▸ Supplied information:
::::

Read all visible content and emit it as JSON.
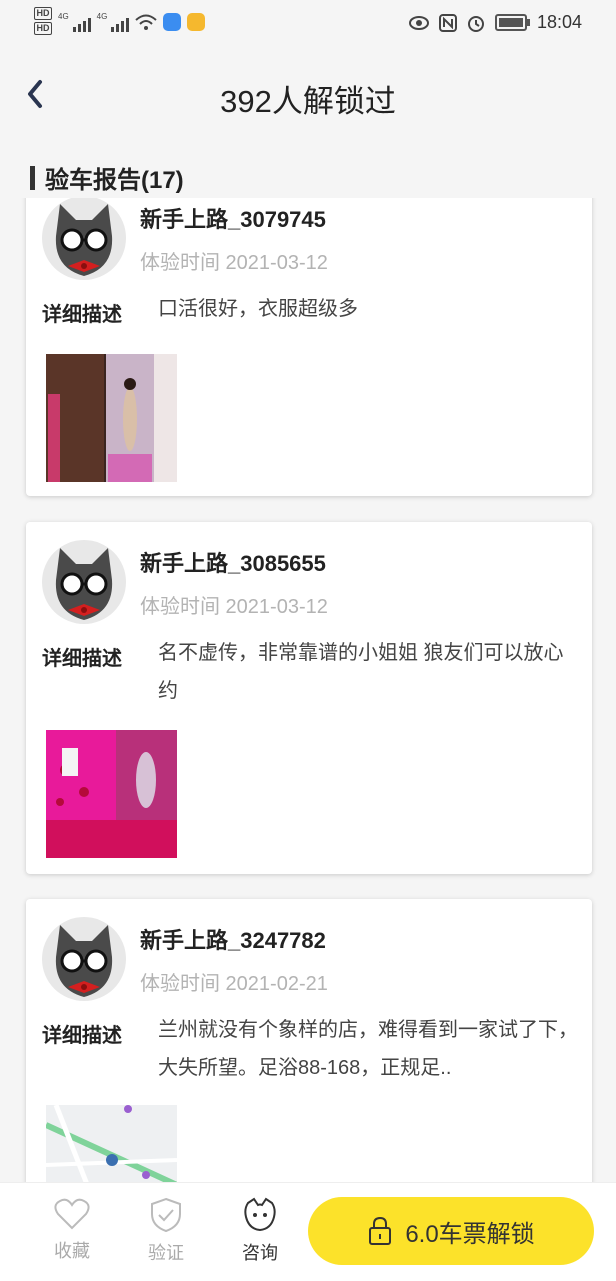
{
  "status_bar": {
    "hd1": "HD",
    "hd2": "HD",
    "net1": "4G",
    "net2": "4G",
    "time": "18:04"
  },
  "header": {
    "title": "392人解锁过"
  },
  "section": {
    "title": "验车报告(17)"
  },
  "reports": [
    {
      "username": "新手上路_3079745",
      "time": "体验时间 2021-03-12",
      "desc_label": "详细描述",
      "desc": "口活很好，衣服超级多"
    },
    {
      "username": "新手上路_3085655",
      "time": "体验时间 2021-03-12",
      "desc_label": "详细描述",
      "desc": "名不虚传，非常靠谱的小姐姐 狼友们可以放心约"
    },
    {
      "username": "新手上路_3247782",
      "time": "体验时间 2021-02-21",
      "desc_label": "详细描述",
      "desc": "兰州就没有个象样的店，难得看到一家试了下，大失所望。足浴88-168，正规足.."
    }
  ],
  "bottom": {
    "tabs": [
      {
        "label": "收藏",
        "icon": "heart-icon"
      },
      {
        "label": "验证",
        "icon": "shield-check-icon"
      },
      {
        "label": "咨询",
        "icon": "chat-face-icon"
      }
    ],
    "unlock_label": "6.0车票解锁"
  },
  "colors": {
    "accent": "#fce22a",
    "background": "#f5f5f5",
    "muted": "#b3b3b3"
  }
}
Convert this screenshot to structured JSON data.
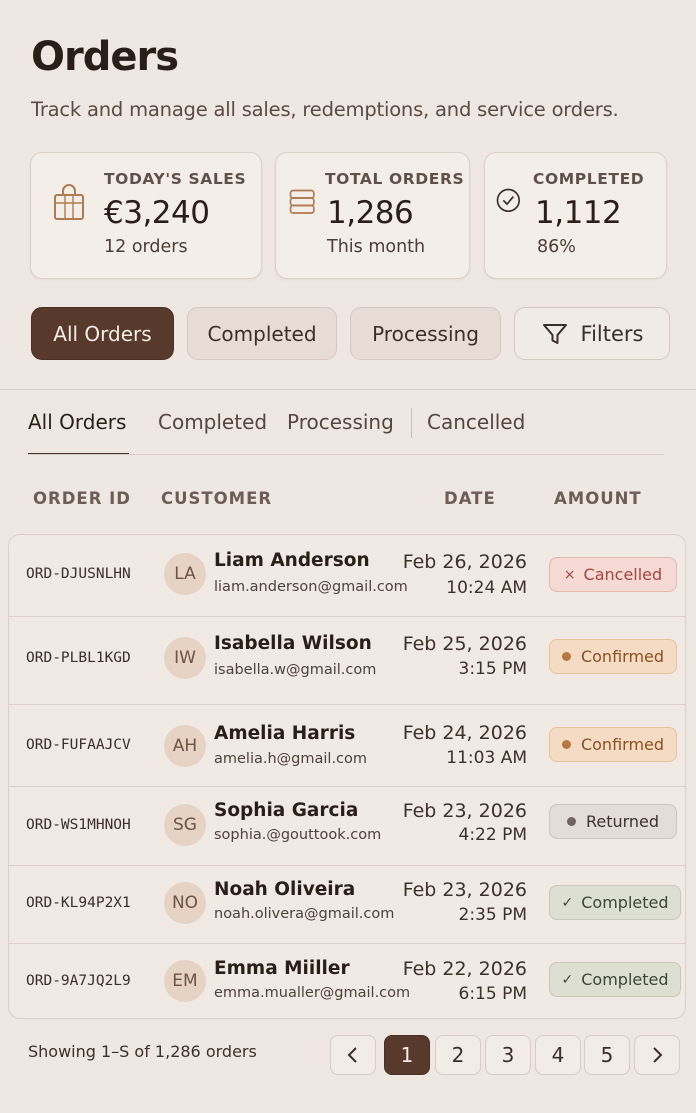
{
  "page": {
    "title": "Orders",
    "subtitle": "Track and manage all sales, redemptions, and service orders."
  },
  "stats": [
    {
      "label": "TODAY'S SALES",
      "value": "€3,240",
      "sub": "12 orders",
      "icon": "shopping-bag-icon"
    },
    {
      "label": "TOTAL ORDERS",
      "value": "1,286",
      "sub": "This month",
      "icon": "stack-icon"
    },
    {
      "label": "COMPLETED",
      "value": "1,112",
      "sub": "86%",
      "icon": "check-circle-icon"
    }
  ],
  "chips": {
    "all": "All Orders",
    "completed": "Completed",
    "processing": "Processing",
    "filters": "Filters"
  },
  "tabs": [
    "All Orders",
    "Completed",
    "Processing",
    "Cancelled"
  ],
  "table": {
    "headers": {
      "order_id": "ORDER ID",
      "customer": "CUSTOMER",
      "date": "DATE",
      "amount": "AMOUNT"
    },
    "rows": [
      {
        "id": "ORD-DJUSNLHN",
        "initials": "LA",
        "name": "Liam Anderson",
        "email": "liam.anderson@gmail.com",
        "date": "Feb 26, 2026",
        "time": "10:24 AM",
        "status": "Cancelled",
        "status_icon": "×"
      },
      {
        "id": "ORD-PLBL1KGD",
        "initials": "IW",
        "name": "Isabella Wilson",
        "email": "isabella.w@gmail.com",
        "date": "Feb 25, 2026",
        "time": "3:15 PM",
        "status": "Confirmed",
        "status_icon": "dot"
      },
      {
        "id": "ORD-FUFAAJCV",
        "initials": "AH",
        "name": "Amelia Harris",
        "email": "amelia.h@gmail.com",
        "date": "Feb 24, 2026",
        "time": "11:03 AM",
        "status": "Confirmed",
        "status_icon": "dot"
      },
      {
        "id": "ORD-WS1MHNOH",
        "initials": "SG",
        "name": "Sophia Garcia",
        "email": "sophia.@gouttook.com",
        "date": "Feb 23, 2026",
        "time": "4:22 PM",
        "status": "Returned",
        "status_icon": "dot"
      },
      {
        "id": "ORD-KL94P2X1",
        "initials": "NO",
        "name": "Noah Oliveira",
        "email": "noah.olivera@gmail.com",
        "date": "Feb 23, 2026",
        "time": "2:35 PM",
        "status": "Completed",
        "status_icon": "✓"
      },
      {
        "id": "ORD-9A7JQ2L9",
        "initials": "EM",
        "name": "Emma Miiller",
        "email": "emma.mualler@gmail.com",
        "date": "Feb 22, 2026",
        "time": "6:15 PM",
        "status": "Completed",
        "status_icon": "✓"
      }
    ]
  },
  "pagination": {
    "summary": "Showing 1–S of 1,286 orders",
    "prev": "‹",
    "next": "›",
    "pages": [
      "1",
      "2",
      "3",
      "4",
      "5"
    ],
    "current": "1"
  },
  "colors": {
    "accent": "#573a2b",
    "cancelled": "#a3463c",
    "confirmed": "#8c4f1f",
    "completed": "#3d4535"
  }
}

::::

Determine how many lines of the listing above include the word "check", and report that number only.

2